WORK REQUIRED. Gather every line that includes the word "requirements", please.

INFORMATION SUPPLIED.
>> begin

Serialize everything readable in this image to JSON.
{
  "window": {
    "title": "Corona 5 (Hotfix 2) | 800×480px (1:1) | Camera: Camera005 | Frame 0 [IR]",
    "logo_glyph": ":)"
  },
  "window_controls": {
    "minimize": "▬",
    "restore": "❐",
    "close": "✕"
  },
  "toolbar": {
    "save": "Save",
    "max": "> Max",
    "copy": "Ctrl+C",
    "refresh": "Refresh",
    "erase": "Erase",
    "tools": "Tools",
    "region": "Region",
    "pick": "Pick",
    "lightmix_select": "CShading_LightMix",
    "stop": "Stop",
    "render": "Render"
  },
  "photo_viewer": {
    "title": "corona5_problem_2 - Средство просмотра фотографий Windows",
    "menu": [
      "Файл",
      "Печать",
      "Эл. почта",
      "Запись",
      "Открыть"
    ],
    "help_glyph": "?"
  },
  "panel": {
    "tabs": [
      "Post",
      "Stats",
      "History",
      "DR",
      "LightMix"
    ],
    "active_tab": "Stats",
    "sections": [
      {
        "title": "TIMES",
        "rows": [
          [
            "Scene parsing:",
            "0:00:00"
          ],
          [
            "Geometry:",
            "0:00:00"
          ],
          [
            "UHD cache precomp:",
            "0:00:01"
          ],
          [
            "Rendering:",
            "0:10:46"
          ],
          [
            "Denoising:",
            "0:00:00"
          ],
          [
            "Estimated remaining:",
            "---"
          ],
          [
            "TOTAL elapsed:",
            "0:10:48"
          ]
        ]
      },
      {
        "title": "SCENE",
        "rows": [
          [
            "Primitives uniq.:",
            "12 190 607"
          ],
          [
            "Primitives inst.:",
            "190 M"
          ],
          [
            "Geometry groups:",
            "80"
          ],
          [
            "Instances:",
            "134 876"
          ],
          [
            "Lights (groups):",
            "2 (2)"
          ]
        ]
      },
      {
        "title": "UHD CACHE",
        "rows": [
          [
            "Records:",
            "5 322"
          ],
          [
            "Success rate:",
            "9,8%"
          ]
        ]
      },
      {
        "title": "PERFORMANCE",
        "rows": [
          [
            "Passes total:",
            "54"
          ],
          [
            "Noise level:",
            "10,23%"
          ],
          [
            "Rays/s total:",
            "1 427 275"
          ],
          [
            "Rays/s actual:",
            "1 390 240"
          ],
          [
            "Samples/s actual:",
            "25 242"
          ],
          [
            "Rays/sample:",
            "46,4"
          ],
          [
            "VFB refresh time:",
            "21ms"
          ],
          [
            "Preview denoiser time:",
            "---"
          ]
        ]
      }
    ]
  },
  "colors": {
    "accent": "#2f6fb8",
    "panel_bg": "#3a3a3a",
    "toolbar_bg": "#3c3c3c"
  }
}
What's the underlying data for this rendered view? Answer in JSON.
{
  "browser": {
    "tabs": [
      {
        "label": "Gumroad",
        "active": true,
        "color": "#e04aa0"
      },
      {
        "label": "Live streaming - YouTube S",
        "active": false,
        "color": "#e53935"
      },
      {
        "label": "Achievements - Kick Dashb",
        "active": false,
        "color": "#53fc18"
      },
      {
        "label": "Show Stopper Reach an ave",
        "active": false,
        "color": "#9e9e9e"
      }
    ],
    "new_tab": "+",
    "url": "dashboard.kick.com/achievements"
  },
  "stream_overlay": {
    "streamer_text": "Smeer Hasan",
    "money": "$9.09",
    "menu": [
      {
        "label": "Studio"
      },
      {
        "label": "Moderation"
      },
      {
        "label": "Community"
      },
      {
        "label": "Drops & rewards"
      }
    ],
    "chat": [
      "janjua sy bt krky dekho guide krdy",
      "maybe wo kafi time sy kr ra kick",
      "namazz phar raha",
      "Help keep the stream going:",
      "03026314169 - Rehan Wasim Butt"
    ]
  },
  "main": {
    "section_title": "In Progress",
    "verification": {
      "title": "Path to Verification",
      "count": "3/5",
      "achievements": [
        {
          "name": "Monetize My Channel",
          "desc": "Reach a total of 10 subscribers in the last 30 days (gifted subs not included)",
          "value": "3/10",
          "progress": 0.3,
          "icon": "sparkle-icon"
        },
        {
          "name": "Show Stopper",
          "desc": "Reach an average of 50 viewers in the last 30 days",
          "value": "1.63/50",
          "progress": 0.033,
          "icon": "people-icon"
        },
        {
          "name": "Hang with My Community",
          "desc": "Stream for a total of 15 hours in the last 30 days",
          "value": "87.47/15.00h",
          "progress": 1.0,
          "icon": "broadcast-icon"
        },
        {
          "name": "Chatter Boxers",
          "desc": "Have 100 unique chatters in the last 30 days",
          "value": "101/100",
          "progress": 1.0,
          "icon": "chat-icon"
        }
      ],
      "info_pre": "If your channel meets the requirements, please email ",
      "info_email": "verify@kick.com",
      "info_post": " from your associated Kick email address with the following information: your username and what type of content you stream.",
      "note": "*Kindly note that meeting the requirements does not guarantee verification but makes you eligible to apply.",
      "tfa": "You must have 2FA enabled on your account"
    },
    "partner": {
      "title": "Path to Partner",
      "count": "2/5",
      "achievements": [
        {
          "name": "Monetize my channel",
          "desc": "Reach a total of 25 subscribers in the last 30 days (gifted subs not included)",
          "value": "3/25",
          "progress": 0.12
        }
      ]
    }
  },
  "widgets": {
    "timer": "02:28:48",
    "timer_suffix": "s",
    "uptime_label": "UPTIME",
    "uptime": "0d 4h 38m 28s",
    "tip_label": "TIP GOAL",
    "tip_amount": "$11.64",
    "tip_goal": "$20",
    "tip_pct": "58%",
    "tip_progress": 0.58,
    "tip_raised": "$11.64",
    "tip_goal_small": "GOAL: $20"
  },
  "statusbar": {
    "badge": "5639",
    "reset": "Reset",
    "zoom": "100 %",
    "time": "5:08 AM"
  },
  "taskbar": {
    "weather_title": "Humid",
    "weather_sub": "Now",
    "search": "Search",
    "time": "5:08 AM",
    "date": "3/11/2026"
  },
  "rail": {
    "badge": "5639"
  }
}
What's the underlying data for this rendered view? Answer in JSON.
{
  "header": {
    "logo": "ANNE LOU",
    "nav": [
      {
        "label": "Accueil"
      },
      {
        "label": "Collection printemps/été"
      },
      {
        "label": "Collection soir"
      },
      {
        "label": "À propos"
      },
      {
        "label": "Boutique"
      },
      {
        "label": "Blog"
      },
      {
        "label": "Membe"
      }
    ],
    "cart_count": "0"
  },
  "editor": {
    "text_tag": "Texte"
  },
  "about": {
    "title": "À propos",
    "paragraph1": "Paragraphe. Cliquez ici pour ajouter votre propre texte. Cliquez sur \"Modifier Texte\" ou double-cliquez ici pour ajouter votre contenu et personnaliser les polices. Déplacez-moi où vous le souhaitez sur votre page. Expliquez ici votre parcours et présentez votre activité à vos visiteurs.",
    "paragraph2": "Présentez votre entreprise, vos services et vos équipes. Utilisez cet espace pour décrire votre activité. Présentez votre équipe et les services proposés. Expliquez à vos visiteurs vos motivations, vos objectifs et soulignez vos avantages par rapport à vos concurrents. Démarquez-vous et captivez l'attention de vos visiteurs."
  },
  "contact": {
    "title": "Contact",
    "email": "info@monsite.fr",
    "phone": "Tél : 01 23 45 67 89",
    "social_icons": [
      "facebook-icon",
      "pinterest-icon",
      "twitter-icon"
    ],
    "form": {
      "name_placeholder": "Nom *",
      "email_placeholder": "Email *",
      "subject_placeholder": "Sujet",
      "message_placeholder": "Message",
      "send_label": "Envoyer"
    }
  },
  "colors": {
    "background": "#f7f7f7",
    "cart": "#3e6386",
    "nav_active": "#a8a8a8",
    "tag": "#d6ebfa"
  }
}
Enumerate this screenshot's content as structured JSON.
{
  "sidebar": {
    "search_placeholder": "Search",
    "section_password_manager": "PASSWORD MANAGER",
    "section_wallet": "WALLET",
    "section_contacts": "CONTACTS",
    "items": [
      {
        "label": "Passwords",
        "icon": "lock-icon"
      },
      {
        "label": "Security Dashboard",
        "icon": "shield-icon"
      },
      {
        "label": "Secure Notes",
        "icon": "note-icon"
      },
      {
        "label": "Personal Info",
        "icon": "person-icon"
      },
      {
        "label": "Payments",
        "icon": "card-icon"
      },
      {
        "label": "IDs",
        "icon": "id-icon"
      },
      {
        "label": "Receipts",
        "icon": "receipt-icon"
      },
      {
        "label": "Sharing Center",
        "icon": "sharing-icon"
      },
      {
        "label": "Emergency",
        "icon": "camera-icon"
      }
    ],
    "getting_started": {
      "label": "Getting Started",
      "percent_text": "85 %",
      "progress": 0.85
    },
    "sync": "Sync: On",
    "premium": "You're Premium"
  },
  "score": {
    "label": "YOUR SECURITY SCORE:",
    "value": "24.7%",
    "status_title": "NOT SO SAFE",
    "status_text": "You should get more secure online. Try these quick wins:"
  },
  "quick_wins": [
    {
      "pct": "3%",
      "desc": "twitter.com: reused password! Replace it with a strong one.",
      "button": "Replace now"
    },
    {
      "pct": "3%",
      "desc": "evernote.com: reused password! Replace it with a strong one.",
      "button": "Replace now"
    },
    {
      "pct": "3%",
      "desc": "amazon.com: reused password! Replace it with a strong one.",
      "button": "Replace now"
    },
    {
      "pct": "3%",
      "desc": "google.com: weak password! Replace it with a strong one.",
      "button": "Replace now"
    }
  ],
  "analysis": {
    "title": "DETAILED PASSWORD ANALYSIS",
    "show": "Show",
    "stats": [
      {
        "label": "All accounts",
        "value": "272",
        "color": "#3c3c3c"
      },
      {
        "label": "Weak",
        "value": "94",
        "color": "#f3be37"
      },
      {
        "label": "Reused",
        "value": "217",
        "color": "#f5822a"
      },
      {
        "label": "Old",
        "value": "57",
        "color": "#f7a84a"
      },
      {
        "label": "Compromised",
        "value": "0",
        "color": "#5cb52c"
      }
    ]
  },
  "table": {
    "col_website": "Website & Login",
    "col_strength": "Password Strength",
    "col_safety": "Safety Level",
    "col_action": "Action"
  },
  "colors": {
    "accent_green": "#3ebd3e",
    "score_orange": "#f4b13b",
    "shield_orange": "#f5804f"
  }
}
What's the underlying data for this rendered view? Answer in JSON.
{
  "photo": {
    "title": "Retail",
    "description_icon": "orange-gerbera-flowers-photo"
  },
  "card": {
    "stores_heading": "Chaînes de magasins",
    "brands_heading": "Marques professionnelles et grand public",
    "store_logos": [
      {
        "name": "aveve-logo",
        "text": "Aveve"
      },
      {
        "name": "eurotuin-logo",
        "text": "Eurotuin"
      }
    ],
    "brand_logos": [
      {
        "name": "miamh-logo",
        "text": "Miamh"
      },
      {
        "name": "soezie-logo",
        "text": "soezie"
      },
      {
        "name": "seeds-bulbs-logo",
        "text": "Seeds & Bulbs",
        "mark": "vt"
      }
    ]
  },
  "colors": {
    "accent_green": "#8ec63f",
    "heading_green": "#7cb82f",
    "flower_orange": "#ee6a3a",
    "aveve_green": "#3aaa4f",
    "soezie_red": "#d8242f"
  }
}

>> end

WRITTEN REPLY.
      "info_pre": "If your channel meets the requirements, please email ",
      "note": "*Kindly note that meeting the requirements does not guarantee verification but makes you eligible to apply.",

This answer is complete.